— Start of Records shown —

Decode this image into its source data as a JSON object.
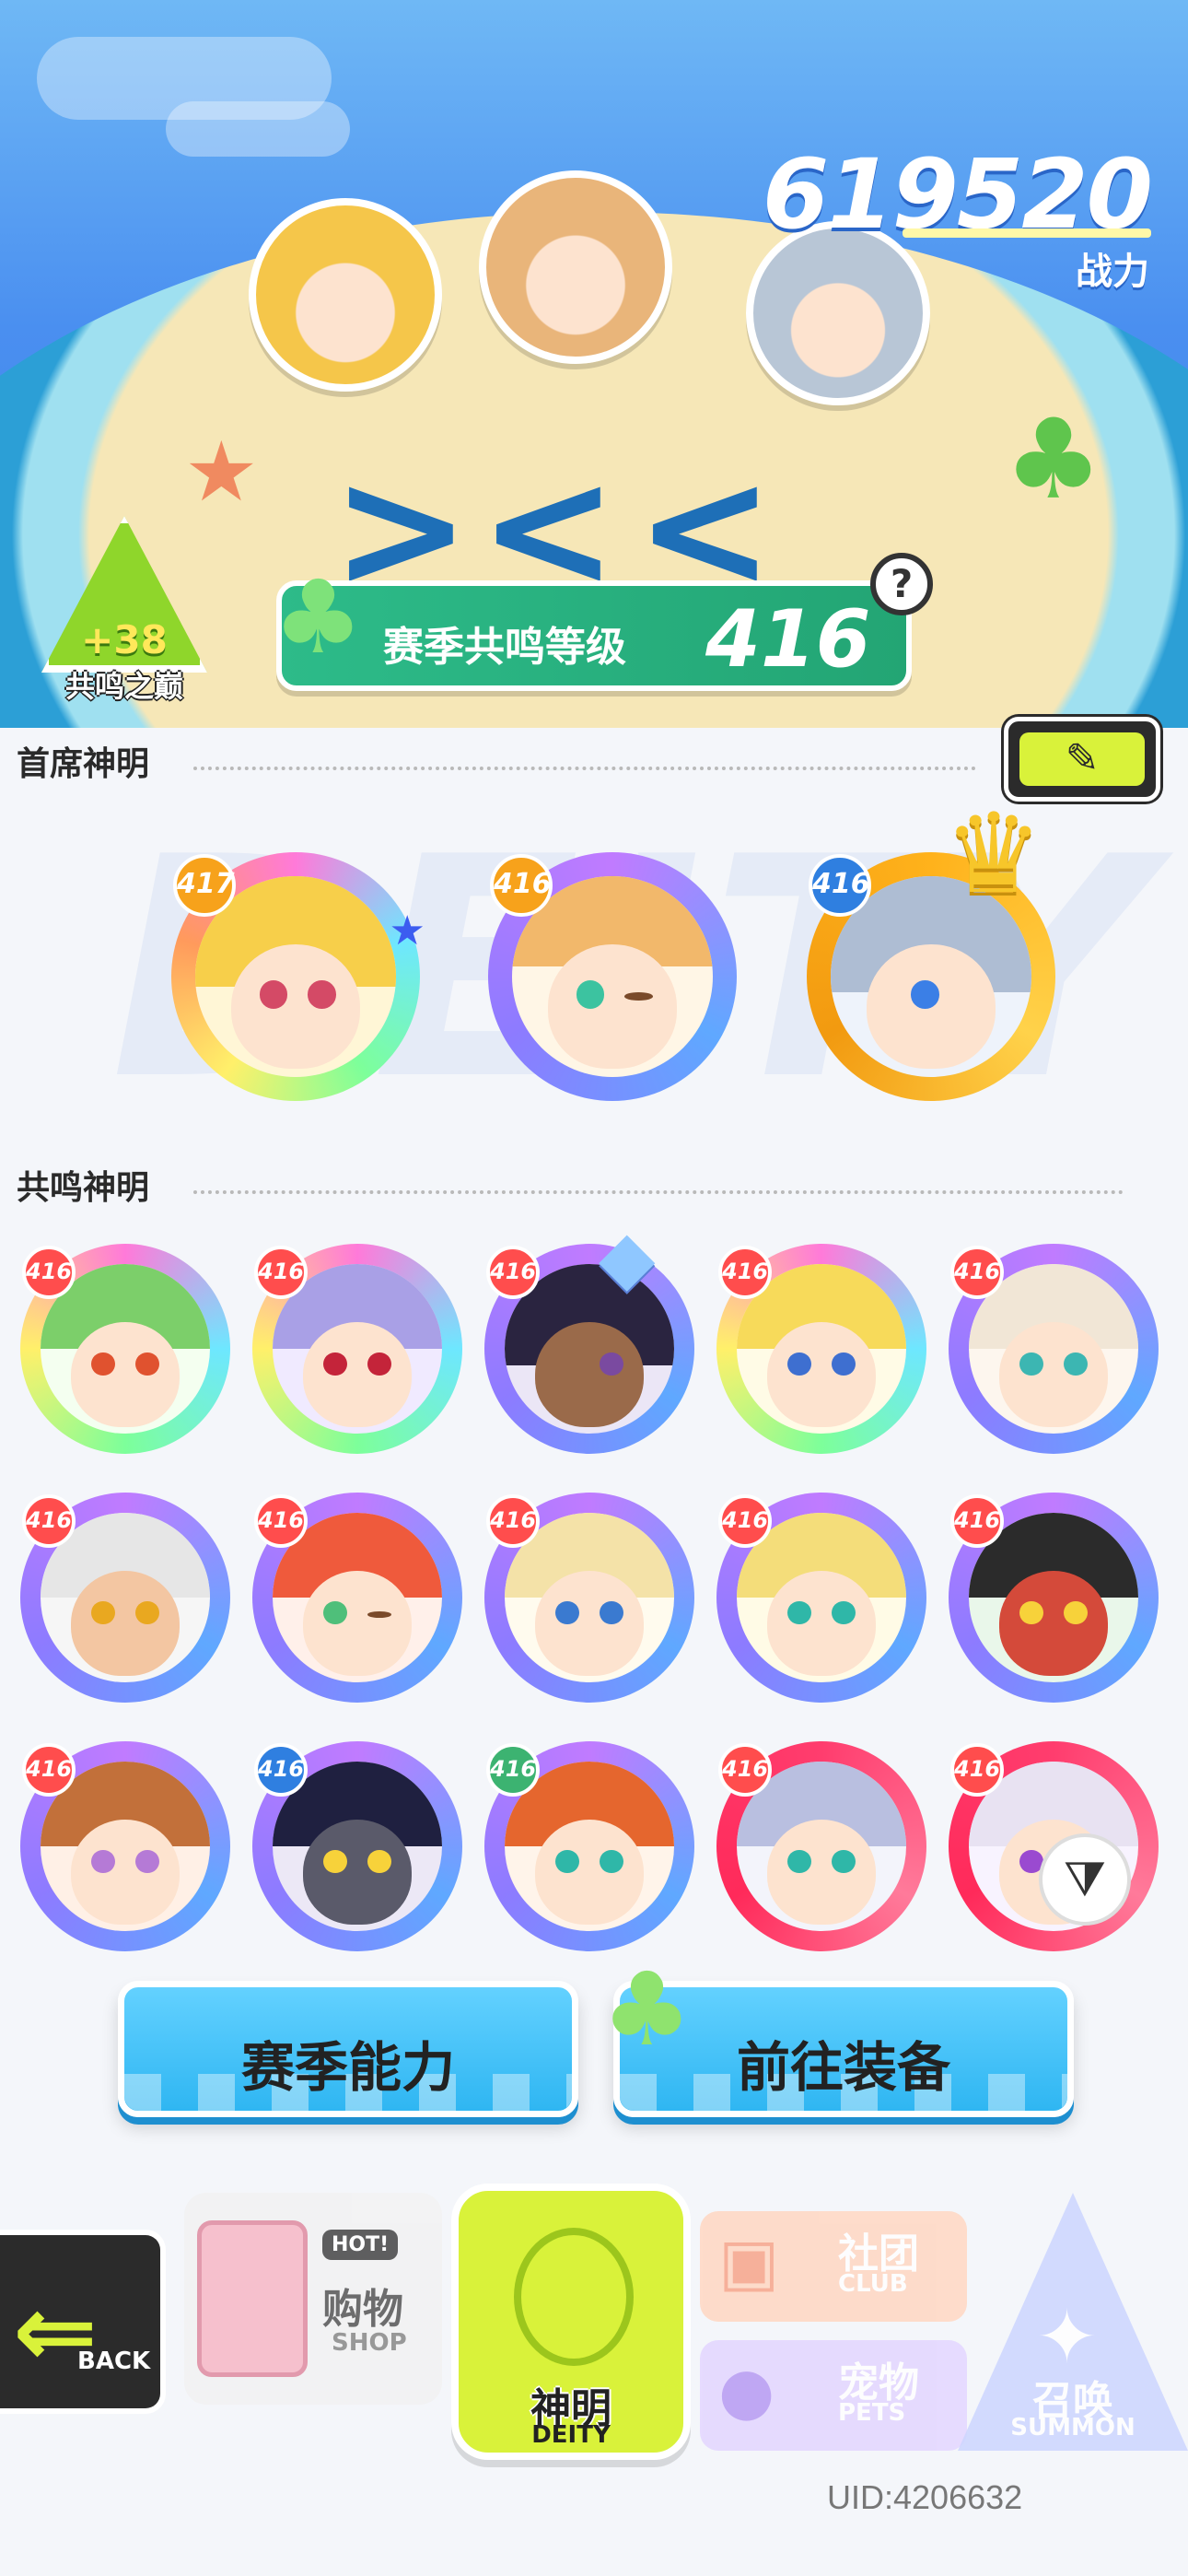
{
  "header": {
    "power_value": "619520",
    "power_label": "战力"
  },
  "peak_badge": {
    "bonus": "+38",
    "name": "共鸣之巅"
  },
  "resonance": {
    "label": "赛季共鸣等级",
    "level": "416",
    "help": "?"
  },
  "sections": {
    "leaders_title": "首席神明",
    "resonators_title": "共鸣神明",
    "watermark": "DEITY"
  },
  "edit_icon": "pencil-icon",
  "leaders": [
    {
      "level": "417"
    },
    {
      "level": "416"
    },
    {
      "level": "416"
    }
  ],
  "resonators": [
    {
      "level": "416"
    },
    {
      "level": "416"
    },
    {
      "level": "416"
    },
    {
      "level": "416"
    },
    {
      "level": "416"
    },
    {
      "level": "416"
    },
    {
      "level": "416"
    },
    {
      "level": "416"
    },
    {
      "level": "416"
    },
    {
      "level": "416"
    },
    {
      "level": "416"
    },
    {
      "level": "416"
    },
    {
      "level": "416"
    },
    {
      "level": "416"
    },
    {
      "level": "416"
    }
  ],
  "actions": {
    "season_ability": "赛季能力",
    "go_equipment": "前往装备"
  },
  "nav": {
    "back": "BACK",
    "shop_hot": "HOT!",
    "shop_cn": "购物",
    "shop_en": "SHOP",
    "deity_cn": "神明",
    "deity_en": "DEITY",
    "club_cn": "社团",
    "club_en": "CLUB",
    "pets_cn": "宠物",
    "pets_en": "PETS",
    "summon_cn": "召唤",
    "summon_en": "SUMMON"
  },
  "uid": "UID:4206632",
  "colors": {
    "accent_green": "#2dbb89",
    "lime": "#d9f23a",
    "sky": "#4a8ff0",
    "button_blue": "#2fb6f2"
  }
}
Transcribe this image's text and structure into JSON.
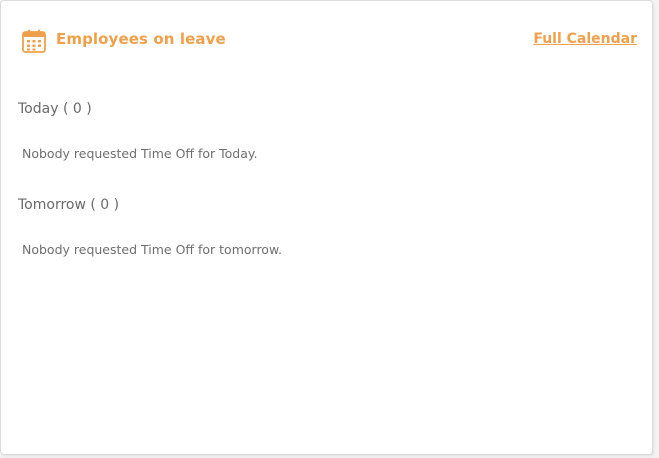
{
  "widget": {
    "title": "Employees on leave",
    "full_calendar_link": "Full Calendar",
    "icon": "calendar-icon",
    "accent_color": "#f0a04b"
  },
  "sections": [
    {
      "title": "Today ( 0 )",
      "message": "Nobody requested Time Off for Today."
    },
    {
      "title": "Tomorrow ( 0 )",
      "message": "Nobody requested Time Off for tomorrow."
    }
  ]
}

— End of Records shown —

Short task » Pictures are to be left out; all else in the entries above is to be quoted exactly.

Task output »
Decode this image into its source data as a JSON object.
{
  "header": {
    "power_value": "619520",
    "power_label": "战力"
  },
  "peak_badge": {
    "bonus": "+38",
    "name": "共鸣之巅"
  },
  "resonance": {
    "label": "赛季共鸣等级",
    "level": "416",
    "help": "?"
  },
  "sections": {
    "leaders_title": "首席神明",
    "resonators_title": "共鸣神明",
    "watermark": "DEITY"
  },
  "edit_icon": "pencil-icon",
  "leaders": [
    {
      "level": "417"
    },
    {
      "level": "416"
    },
    {
      "level": "416"
    }
  ],
  "resonators": [
    {
      "level": "416"
    },
    {
      "level": "416"
    },
    {
      "level": "416"
    },
    {
      "level": "416"
    },
    {
      "level": "416"
    },
    {
      "level": "416"
    },
    {
      "level": "416"
    },
    {
      "level": "416"
    },
    {
      "level": "416"
    },
    {
      "level": "416"
    },
    {
      "level": "416"
    },
    {
      "level": "416"
    },
    {
      "level": "416"
    },
    {
      "level": "416"
    },
    {
      "level": "416"
    }
  ],
  "actions": {
    "season_ability": "赛季能力",
    "go_equipment": "前往装备"
  },
  "nav": {
    "back": "BACK",
    "shop_hot": "HOT!",
    "shop_cn": "购物",
    "shop_en": "SHOP",
    "deity_cn": "神明",
    "deity_en": "DEITY",
    "club_cn": "社团",
    "club_en": "CLUB",
    "pets_cn": "宠物",
    "pets_en": "PETS",
    "summon_cn": "召唤",
    "summon_en": "SUMMON"
  },
  "uid": "UID:4206632",
  "colors": {
    "accent_green": "#2dbb89",
    "lime": "#d9f23a",
    "sky": "#4a8ff0",
    "button_blue": "#2fb6f2"
  }
}
Transcribe this image's text and structure into JSON.
{
  "widget": {
    "title": "Employees on leave",
    "full_calendar_link": "Full Calendar",
    "icon": "calendar-icon",
    "accent_color": "#f0a04b"
  },
  "sections": [
    {
      "title": "Today ( 0 )",
      "message": "Nobody requested Time Off for Today."
    },
    {
      "title": "Tomorrow ( 0 )",
      "message": "Nobody requested Time Off for tomorrow."
    }
  ]
}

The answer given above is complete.